>> BEGIN Supplied material

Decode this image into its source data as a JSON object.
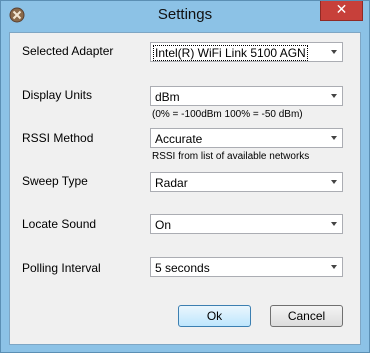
{
  "window": {
    "title": "Settings",
    "close_glyph": "✕"
  },
  "fields": {
    "adapter": {
      "label": "Selected Adapter",
      "value": "Intel(R) WiFi Link 5100 AGN"
    },
    "display_units": {
      "label": "Display Units",
      "value": "dBm",
      "note": "(0% = -100dBm 100% = -50 dBm)"
    },
    "rssi_method": {
      "label": "RSSI Method",
      "value": "Accurate",
      "note": "RSSI from list of available networks"
    },
    "sweep_type": {
      "label": "Sweep Type",
      "value": "Radar"
    },
    "locate_sound": {
      "label": "Locate Sound",
      "value": "On"
    },
    "polling_interval": {
      "label": "Polling Interval",
      "value": "5 seconds"
    }
  },
  "buttons": {
    "ok": "Ok",
    "cancel": "Cancel"
  },
  "icons": {
    "app": "settings-app-icon",
    "close": "close-icon",
    "dropdown": "chevron-down-icon"
  }
}
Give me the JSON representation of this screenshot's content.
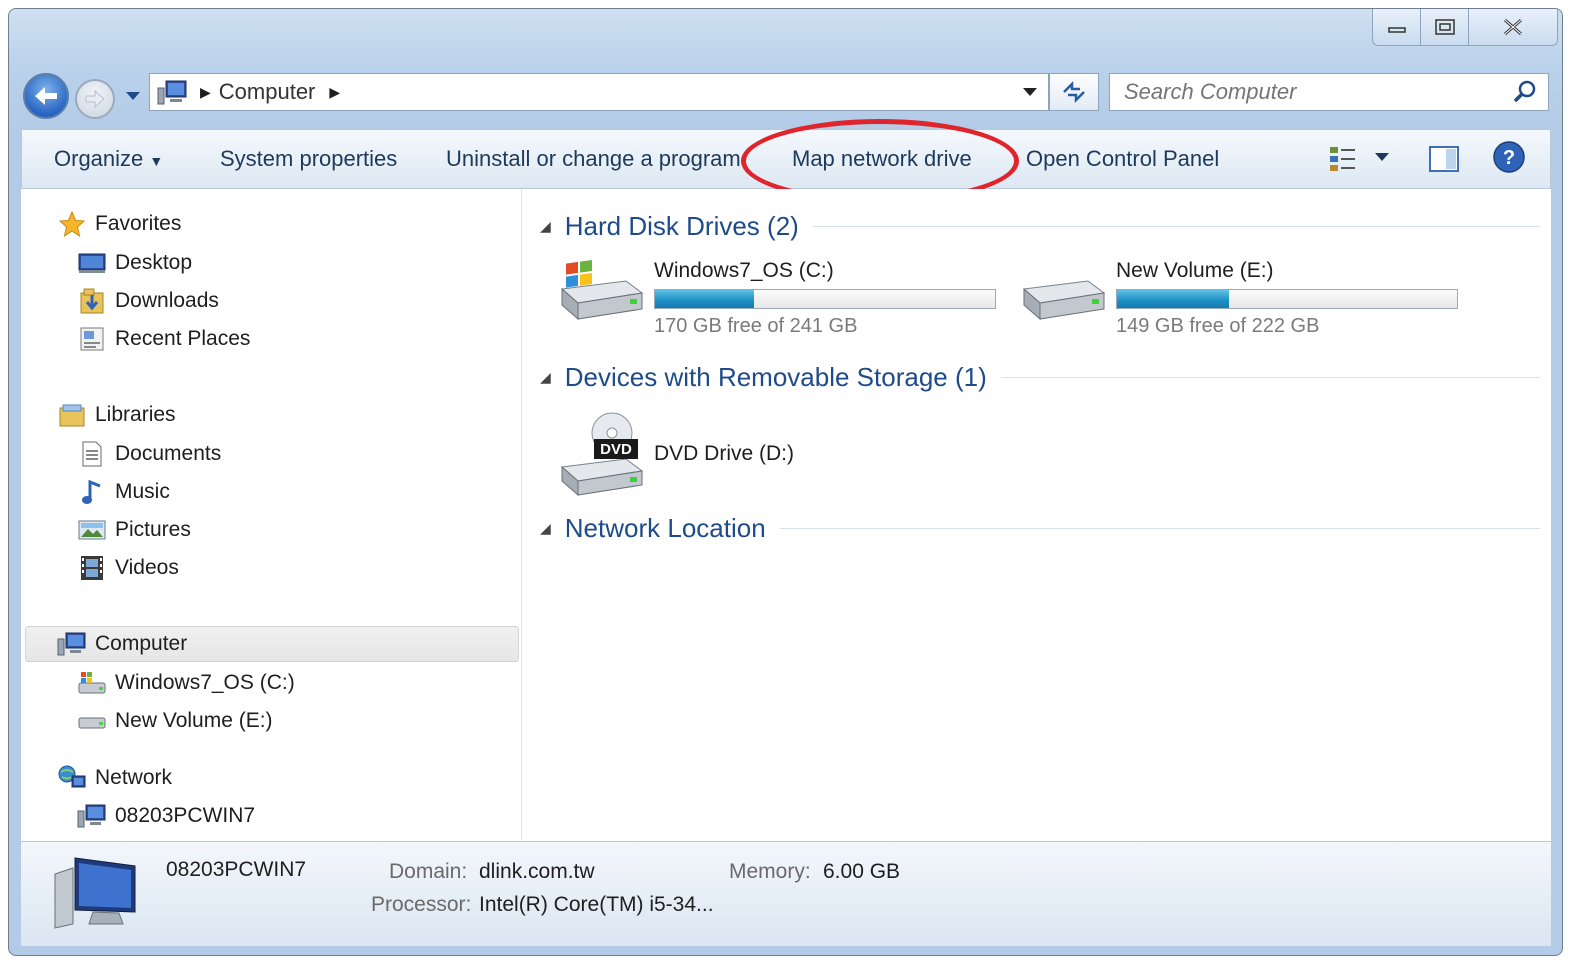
{
  "address": {
    "location": "Computer"
  },
  "search": {
    "placeholder": "Search Computer"
  },
  "toolbar": {
    "organize": "Organize",
    "system_properties": "System properties",
    "uninstall": "Uninstall or change a program",
    "map_network_drive": "Map network drive",
    "open_control_panel": "Open Control Panel"
  },
  "nav": {
    "favorites": {
      "label": "Favorites",
      "items": [
        "Desktop",
        "Downloads",
        "Recent Places"
      ]
    },
    "libraries": {
      "label": "Libraries",
      "items": [
        "Documents",
        "Music",
        "Pictures",
        "Videos"
      ]
    },
    "computer": {
      "label": "Computer",
      "items": [
        "Windows7_OS (C:)",
        "New Volume (E:)"
      ]
    },
    "network": {
      "label": "Network",
      "items": [
        "08203PCWIN7"
      ]
    }
  },
  "groups": {
    "hdd": "Hard Disk Drives (2)",
    "removable": "Devices with Removable Storage (1)",
    "network": "Network Location"
  },
  "drives": [
    {
      "name": "Windows7_OS (C:)",
      "free": "170 GB free of 241 GB",
      "used_fraction": 0.29
    },
    {
      "name": "New Volume (E:)",
      "free": "149 GB free of 222 GB",
      "used_fraction": 0.33
    }
  ],
  "dvd": {
    "name": "DVD Drive (D:)",
    "badge": "DVD"
  },
  "details": {
    "computer_name": "08203PCWIN7",
    "domain_label": "Domain:",
    "domain_value": "dlink.com.tw",
    "memory_label": "Memory:",
    "memory_value": "6.00 GB",
    "processor_label": "Processor:",
    "processor_value": "Intel(R) Core(TM) i5-34..."
  },
  "colors": {
    "annotation_ellipse": "#e0242b",
    "group_heading": "#1e4b8a",
    "bar_fill": "#1d8fc3"
  },
  "icons": [
    "back-arrow-icon",
    "forward-arrow-icon",
    "computer-icon",
    "refresh-icon",
    "search-icon",
    "star-icon",
    "library-icon",
    "network-icon",
    "drive-icon",
    "dvd-drive-icon",
    "help-icon"
  ]
}
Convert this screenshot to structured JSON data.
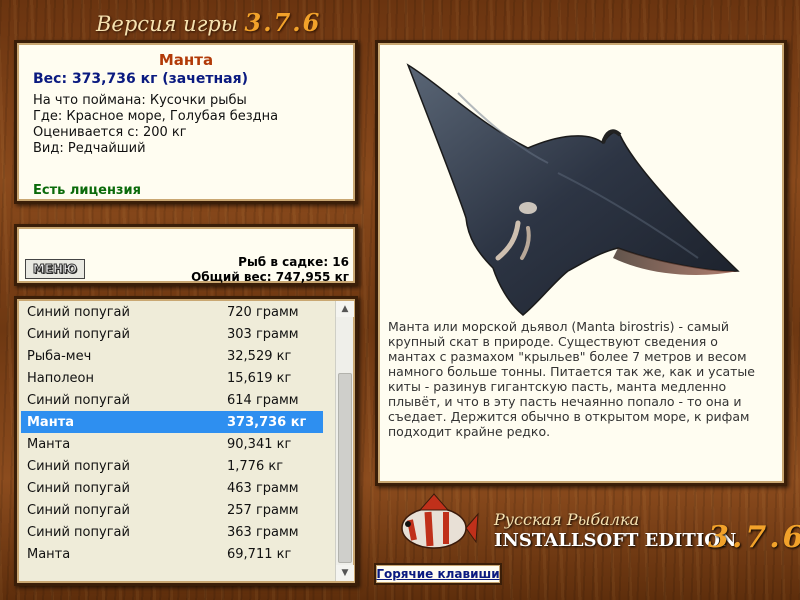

>> END Supplied material

_Exercise aim_: Print all the records again exactly; do not include any picture.

_Worked solution_:
Decode this image into its source data as a JSON object.
{
  "window": {
    "title": "Settings",
    "close_glyph": "✕"
  },
  "fields": {
    "adapter": {
      "label": "Selected Adapter",
      "value": "Intel(R) WiFi Link 5100 AGN"
    },
    "display_units": {
      "label": "Display Units",
      "value": "dBm",
      "note": "(0% = -100dBm 100% = -50 dBm)"
    },
    "rssi_method": {
      "label": "RSSI Method",
      "value": "Accurate",
      "note": "RSSI from list of available networks"
    },
    "sweep_type": {
      "label": "Sweep Type",
      "value": "Radar"
    },
    "locate_sound": {
      "label": "Locate Sound",
      "value": "On"
    },
    "polling_interval": {
      "label": "Polling Interval",
      "value": "5 seconds"
    }
  },
  "buttons": {
    "ok": "Ok",
    "cancel": "Cancel"
  },
  "icons": {
    "app": "settings-app-icon",
    "close": "close-icon",
    "dropdown": "chevron-down-icon"
  }
}
Give me the JSON representation of this screenshot's content.
{
  "address": {
    "location": "Computer"
  },
  "search": {
    "placeholder": "Search Computer"
  },
  "toolbar": {
    "organize": "Organize",
    "system_properties": "System properties",
    "uninstall": "Uninstall or change a program",
    "map_network_drive": "Map network drive",
    "open_control_panel": "Open Control Panel"
  },
  "nav": {
    "favorites": {
      "label": "Favorites",
      "items": [
        "Desktop",
        "Downloads",
        "Recent Places"
      ]
    },
    "libraries": {
      "label": "Libraries",
      "items": [
        "Documents",
        "Music",
        "Pictures",
        "Videos"
      ]
    },
    "computer": {
      "label": "Computer",
      "items": [
        "Windows7_OS (C:)",
        "New Volume (E:)"
      ]
    },
    "network": {
      "label": "Network",
      "items": [
        "08203PCWIN7"
      ]
    }
  },
  "groups": {
    "hdd": "Hard Disk Drives (2)",
    "removable": "Devices with Removable Storage (1)",
    "network": "Network Location"
  },
  "drives": [
    {
      "name": "Windows7_OS (C:)",
      "free": "170 GB free of 241 GB",
      "used_fraction": 0.29
    },
    {
      "name": "New Volume (E:)",
      "free": "149 GB free of 222 GB",
      "used_fraction": 0.33
    }
  ],
  "dvd": {
    "name": "DVD Drive (D:)",
    "badge": "DVD"
  },
  "details": {
    "computer_name": "08203PCWIN7",
    "domain_label": "Domain:",
    "domain_value": "dlink.com.tw",
    "memory_label": "Memory:",
    "memory_value": "6.00 GB",
    "processor_label": "Processor:",
    "processor_value": "Intel(R) Core(TM) i5-34..."
  },
  "colors": {
    "annotation_ellipse": "#e0242b",
    "group_heading": "#1e4b8a",
    "bar_fill": "#1d8fc3"
  },
  "icons": [
    "back-arrow-icon",
    "forward-arrow-icon",
    "computer-icon",
    "refresh-icon",
    "search-icon",
    "star-icon",
    "library-icon",
    "network-icon",
    "drive-icon",
    "dvd-drive-icon",
    "help-icon"
  ]
}
Convert this screenshot to structured JSON data.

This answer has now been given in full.